### [SHORT PROBLEM]
Copy each line below that contains "kernel".

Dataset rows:

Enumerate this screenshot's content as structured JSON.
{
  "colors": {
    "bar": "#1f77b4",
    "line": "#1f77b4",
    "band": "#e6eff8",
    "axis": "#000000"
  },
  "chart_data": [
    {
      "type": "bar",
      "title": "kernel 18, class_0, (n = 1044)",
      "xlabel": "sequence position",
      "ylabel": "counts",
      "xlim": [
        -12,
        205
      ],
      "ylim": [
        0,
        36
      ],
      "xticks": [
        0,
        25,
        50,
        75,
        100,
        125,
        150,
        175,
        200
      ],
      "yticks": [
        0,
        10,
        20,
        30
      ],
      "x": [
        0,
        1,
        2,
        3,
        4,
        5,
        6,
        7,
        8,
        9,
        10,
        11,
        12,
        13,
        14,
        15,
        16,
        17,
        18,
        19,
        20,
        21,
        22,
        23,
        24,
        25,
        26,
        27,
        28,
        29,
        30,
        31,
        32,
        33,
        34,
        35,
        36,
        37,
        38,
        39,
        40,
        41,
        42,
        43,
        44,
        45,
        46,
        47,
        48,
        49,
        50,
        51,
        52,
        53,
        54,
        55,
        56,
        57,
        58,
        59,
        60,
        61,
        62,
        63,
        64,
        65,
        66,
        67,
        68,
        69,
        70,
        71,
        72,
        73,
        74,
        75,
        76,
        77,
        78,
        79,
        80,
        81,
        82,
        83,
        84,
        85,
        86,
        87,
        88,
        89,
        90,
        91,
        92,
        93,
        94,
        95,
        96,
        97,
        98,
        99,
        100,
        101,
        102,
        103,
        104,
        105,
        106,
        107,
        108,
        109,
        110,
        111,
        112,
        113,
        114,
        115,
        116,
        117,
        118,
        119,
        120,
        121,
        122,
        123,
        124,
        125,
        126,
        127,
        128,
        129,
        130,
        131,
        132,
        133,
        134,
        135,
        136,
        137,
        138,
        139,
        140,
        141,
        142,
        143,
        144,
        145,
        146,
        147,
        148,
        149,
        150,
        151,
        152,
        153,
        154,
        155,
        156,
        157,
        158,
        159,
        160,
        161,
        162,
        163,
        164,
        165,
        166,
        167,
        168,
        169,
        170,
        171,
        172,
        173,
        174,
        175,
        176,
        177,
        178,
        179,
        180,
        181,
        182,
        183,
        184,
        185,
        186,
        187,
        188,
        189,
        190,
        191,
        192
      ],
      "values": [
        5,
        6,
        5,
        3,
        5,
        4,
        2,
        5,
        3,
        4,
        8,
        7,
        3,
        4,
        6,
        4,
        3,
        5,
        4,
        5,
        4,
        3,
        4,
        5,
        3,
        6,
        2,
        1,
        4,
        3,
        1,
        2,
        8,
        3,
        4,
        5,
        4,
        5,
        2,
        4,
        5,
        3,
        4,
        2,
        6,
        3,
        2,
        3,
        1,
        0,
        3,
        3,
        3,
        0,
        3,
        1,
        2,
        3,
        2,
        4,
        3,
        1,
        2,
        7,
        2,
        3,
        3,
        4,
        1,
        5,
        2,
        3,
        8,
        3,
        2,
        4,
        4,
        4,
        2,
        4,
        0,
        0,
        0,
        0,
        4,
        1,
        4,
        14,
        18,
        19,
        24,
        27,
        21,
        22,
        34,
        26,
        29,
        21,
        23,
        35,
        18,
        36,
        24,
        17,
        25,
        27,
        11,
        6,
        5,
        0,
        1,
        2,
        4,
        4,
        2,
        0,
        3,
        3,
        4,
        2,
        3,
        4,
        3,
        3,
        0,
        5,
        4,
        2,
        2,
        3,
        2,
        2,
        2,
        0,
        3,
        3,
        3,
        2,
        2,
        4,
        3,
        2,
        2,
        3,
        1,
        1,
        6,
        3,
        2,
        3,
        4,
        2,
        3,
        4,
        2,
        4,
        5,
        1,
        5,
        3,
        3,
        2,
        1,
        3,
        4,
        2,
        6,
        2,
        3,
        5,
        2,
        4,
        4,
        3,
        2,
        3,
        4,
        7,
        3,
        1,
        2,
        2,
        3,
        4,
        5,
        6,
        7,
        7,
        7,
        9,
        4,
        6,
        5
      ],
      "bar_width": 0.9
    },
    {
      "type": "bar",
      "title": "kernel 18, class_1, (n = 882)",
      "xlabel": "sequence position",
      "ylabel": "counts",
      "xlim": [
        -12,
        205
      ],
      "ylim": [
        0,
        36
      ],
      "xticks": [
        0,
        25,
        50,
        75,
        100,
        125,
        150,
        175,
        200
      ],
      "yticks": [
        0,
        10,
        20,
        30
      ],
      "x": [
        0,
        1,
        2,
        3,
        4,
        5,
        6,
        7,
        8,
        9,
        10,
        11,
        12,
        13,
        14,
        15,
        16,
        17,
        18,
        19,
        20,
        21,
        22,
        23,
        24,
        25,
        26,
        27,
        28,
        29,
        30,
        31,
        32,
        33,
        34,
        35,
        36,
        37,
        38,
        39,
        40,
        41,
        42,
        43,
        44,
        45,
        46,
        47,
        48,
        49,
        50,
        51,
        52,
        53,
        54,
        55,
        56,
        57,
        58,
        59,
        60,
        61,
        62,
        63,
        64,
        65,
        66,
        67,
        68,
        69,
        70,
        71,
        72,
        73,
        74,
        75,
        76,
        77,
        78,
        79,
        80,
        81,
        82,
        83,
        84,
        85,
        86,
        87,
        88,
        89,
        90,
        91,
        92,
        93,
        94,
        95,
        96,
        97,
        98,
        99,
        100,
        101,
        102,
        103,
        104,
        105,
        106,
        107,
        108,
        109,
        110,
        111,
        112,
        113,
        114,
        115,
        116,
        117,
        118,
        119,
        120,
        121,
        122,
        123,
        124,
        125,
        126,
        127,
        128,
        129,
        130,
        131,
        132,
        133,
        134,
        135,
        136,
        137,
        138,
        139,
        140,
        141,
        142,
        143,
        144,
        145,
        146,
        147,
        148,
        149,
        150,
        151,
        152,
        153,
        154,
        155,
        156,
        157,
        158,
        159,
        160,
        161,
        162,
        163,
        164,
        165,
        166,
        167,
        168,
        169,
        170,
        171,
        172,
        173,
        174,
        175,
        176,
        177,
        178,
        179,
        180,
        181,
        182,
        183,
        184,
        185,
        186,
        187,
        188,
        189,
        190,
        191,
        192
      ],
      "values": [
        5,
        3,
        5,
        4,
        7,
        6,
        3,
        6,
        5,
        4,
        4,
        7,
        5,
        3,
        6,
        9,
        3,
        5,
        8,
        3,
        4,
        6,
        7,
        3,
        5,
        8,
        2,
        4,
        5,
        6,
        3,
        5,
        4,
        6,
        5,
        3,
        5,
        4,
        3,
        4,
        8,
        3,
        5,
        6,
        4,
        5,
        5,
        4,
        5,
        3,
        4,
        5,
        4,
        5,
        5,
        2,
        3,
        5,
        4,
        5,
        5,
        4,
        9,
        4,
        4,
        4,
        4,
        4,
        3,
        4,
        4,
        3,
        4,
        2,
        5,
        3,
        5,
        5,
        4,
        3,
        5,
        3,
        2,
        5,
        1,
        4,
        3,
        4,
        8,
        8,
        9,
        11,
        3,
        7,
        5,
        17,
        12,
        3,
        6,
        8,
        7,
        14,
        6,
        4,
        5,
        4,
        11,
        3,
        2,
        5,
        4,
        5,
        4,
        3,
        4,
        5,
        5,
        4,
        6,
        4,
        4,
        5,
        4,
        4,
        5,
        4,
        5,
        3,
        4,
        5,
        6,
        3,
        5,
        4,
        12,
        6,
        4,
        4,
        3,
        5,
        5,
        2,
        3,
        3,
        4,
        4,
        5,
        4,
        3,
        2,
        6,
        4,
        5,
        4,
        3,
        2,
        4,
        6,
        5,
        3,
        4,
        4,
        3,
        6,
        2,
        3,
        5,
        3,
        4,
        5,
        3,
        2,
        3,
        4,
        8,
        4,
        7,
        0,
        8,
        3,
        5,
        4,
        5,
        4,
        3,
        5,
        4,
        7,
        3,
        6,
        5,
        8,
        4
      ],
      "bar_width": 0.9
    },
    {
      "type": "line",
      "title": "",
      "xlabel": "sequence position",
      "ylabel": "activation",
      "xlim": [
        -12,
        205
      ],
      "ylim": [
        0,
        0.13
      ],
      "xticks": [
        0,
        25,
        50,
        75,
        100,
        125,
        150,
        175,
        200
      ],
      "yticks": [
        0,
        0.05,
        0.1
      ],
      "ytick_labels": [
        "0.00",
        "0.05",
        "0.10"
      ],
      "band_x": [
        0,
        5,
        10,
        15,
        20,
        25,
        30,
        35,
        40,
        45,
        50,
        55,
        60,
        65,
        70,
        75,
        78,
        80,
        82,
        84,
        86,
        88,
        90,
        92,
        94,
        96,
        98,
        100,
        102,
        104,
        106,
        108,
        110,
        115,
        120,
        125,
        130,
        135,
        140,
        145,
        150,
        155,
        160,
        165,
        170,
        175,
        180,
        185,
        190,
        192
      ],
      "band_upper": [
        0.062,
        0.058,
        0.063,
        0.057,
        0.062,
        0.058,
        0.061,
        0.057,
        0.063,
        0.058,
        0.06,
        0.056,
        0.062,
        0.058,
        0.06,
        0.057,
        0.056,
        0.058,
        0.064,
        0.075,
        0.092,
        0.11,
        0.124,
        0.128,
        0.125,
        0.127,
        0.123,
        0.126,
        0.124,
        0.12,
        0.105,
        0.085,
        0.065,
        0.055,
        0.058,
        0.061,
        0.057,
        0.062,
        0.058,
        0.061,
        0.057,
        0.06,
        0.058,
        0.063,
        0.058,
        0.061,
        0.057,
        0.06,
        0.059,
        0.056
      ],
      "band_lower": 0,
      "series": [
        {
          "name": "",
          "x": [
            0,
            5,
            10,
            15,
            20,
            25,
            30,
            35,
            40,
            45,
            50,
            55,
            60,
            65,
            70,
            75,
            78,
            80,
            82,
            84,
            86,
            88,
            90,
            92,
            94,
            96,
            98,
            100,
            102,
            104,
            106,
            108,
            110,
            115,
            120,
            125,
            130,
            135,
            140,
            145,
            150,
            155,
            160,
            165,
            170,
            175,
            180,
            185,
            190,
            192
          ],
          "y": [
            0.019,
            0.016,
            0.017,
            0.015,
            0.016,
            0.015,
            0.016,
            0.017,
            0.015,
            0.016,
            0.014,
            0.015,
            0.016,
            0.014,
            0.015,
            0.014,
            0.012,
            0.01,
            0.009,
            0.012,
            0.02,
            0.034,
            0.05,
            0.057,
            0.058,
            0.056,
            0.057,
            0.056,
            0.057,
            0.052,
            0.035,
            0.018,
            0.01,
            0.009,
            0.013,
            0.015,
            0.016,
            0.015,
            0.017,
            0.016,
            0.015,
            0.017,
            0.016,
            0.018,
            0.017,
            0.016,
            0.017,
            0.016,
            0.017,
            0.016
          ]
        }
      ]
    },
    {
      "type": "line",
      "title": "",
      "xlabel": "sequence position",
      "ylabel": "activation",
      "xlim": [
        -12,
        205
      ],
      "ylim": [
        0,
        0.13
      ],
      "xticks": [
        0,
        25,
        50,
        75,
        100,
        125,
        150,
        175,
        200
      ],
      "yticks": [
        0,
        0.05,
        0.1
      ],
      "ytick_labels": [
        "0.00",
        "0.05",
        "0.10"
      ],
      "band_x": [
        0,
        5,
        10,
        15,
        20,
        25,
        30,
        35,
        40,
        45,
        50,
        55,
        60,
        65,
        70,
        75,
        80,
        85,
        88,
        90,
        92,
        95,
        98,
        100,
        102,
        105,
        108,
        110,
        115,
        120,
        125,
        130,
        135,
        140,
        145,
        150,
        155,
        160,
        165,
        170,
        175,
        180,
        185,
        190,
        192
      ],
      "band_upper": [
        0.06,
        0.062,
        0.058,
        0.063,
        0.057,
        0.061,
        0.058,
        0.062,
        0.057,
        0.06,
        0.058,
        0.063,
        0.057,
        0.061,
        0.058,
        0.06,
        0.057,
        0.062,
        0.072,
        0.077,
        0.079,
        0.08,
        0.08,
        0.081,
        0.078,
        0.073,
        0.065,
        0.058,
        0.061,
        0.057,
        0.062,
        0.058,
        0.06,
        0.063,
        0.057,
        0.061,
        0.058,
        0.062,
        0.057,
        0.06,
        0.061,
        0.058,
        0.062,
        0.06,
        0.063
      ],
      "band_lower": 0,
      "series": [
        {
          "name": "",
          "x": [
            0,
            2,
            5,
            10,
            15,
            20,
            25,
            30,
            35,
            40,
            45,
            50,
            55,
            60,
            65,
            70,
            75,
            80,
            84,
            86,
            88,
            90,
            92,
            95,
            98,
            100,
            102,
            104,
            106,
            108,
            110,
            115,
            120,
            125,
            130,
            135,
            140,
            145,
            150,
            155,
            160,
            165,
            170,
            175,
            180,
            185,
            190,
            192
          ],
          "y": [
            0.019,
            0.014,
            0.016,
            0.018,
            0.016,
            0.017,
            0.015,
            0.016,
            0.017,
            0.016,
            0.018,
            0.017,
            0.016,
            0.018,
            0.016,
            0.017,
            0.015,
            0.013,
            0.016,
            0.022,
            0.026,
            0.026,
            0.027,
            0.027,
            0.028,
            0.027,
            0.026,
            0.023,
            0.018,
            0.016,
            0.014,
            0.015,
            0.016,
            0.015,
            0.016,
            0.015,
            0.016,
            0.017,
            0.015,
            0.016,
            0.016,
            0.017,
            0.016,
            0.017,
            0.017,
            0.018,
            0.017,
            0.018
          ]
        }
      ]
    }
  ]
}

### [REPLY]
      "title": "kernel 18, class_0, (n = 1044)",
      "title": "kernel 18, class_1, (n = 882)",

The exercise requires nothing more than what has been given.